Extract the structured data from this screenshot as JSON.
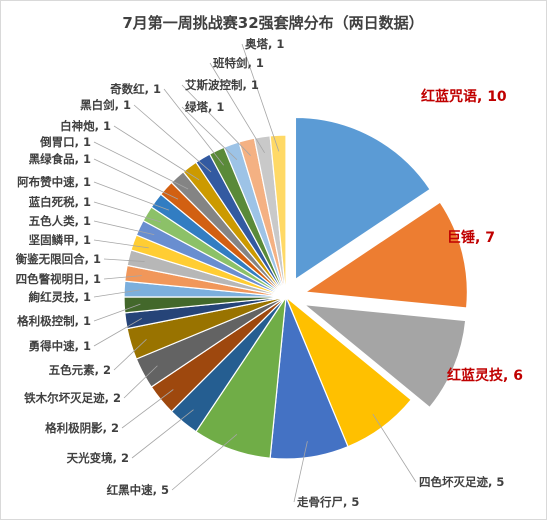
{
  "chart_data": {
    "type": "pie",
    "title": "7月第一周挑战赛32强套牌分布（两日数据）",
    "slices": [
      {
        "name": "红蓝咒语",
        "value": 10,
        "color": "#5b9bd5",
        "exploded": true
      },
      {
        "name": "巨锤",
        "value": 7,
        "color": "#ed7d31",
        "exploded": true
      },
      {
        "name": "红蓝灵技",
        "value": 6,
        "color": "#a5a5a5",
        "exploded": true
      },
      {
        "name": "四色坏灭足迹",
        "value": 5,
        "color": "#ffc000",
        "exploded": false
      },
      {
        "name": "走骨行尸",
        "value": 5,
        "color": "#4472c4",
        "exploded": false
      },
      {
        "name": "红黑中速",
        "value": 5,
        "color": "#70ad47",
        "exploded": false
      },
      {
        "name": "天光变境",
        "value": 2,
        "color": "#255e91",
        "exploded": false
      },
      {
        "name": "格利极阴影",
        "value": 2,
        "color": "#9e480e",
        "exploded": false
      },
      {
        "name": "铁木尔坏灭足迹",
        "value": 2,
        "color": "#636363",
        "exploded": false
      },
      {
        "name": "五色元素",
        "value": 2,
        "color": "#997300",
        "exploded": false
      },
      {
        "name": "勇得中速",
        "value": 1,
        "color": "#264478",
        "exploded": false
      },
      {
        "name": "格利极控制",
        "value": 1,
        "color": "#43682b",
        "exploded": false
      },
      {
        "name": "絢红灵技",
        "value": 1,
        "color": "#7cafdd",
        "exploded": false
      },
      {
        "name": "四色瞥视明日",
        "value": 1,
        "color": "#f1975a",
        "exploded": false
      },
      {
        "name": "衡鉴无限回合",
        "value": 1,
        "color": "#b7b7b7",
        "exploded": false
      },
      {
        "name": "坚固鳞甲",
        "value": 1,
        "color": "#ffcd33",
        "exploded": false
      },
      {
        "name": "五色人类",
        "value": 1,
        "color": "#698ed0",
        "exploded": false
      },
      {
        "name": "蓝白死税",
        "value": 1,
        "color": "#8cc168",
        "exploded": false
      },
      {
        "name": "阿布赞中速",
        "value": 1,
        "color": "#327dc2",
        "exploded": false
      },
      {
        "name": "黑绿食品",
        "value": 1,
        "color": "#d26012",
        "exploded": false
      },
      {
        "name": "倒胃口",
        "value": 1,
        "color": "#848484",
        "exploded": false
      },
      {
        "name": "白神炮",
        "value": 1,
        "color": "#cc9a00",
        "exploded": false
      },
      {
        "name": "黑白剑",
        "value": 1,
        "color": "#335aa1",
        "exploded": false
      },
      {
        "name": "奇数红",
        "value": 1,
        "color": "#5a8a39",
        "exploded": false
      },
      {
        "name": "绿塔",
        "value": 1,
        "color": "#9dc3e6",
        "exploded": false
      },
      {
        "name": "艾斯波控制",
        "value": 1,
        "color": "#f4b183",
        "exploded": false
      },
      {
        "name": "班特剑",
        "value": 1,
        "color": "#c9c9c9",
        "exploded": false
      },
      {
        "name": "奥塔",
        "value": 1,
        "color": "#ffd966",
        "exploded": false
      }
    ],
    "label_separator": ", "
  }
}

—————

**Your instructions:** Return every line of the records exactly as given, pictures excluded.

**Solution below:**
Extract the structured data from this screenshot as JSON.
{
  "chart_data": {
    "type": "pie",
    "title": "7月第一周挑战赛32强套牌分布（两日数据）",
    "slices": [
      {
        "name": "红蓝咒语",
        "value": 10,
        "color": "#5b9bd5",
        "exploded": true
      },
      {
        "name": "巨锤",
        "value": 7,
        "color": "#ed7d31",
        "exploded": true
      },
      {
        "name": "红蓝灵技",
        "value": 6,
        "color": "#a5a5a5",
        "exploded": true
      },
      {
        "name": "四色坏灭足迹",
        "value": 5,
        "color": "#ffc000",
        "exploded": false
      },
      {
        "name": "走骨行尸",
        "value": 5,
        "color": "#4472c4",
        "exploded": false
      },
      {
        "name": "红黑中速",
        "value": 5,
        "color": "#70ad47",
        "exploded": false
      },
      {
        "name": "天光变境",
        "value": 2,
        "color": "#255e91",
        "exploded": false
      },
      {
        "name": "格利极阴影",
        "value": 2,
        "color": "#9e480e",
        "exploded": false
      },
      {
        "name": "铁木尔坏灭足迹",
        "value": 2,
        "color": "#636363",
        "exploded": false
      },
      {
        "name": "五色元素",
        "value": 2,
        "color": "#997300",
        "exploded": false
      },
      {
        "name": "勇得中速",
        "value": 1,
        "color": "#264478",
        "exploded": false
      },
      {
        "name": "格利极控制",
        "value": 1,
        "color": "#43682b",
        "exploded": false
      },
      {
        "name": "絢红灵技",
        "value": 1,
        "color": "#7cafdd",
        "exploded": false
      },
      {
        "name": "四色瞥视明日",
        "value": 1,
        "color": "#f1975a",
        "exploded": false
      },
      {
        "name": "衡鉴无限回合",
        "value": 1,
        "color": "#b7b7b7",
        "exploded": false
      },
      {
        "name": "坚固鳞甲",
        "value": 1,
        "color": "#ffcd33",
        "exploded": false
      },
      {
        "name": "五色人类",
        "value": 1,
        "color": "#698ed0",
        "exploded": false
      },
      {
        "name": "蓝白死税",
        "value": 1,
        "color": "#8cc168",
        "exploded": false
      },
      {
        "name": "阿布赞中速",
        "value": 1,
        "color": "#327dc2",
        "exploded": false
      },
      {
        "name": "黑绿食品",
        "value": 1,
        "color": "#d26012",
        "exploded": false
      },
      {
        "name": "倒胃口",
        "value": 1,
        "color": "#848484",
        "exploded": false
      },
      {
        "name": "白神炮",
        "value": 1,
        "color": "#cc9a00",
        "exploded": false
      },
      {
        "name": "黑白剑",
        "value": 1,
        "color": "#335aa1",
        "exploded": false
      },
      {
        "name": "奇数红",
        "value": 1,
        "color": "#5a8a39",
        "exploded": false
      },
      {
        "name": "绿塔",
        "value": 1,
        "color": "#9dc3e6",
        "exploded": false
      },
      {
        "name": "艾斯波控制",
        "value": 1,
        "color": "#f4b183",
        "exploded": false
      },
      {
        "name": "班特剑",
        "value": 1,
        "color": "#c9c9c9",
        "exploded": false
      },
      {
        "name": "奥塔",
        "value": 1,
        "color": "#ffd966",
        "exploded": false
      }
    ],
    "label_separator": ", "
  }
}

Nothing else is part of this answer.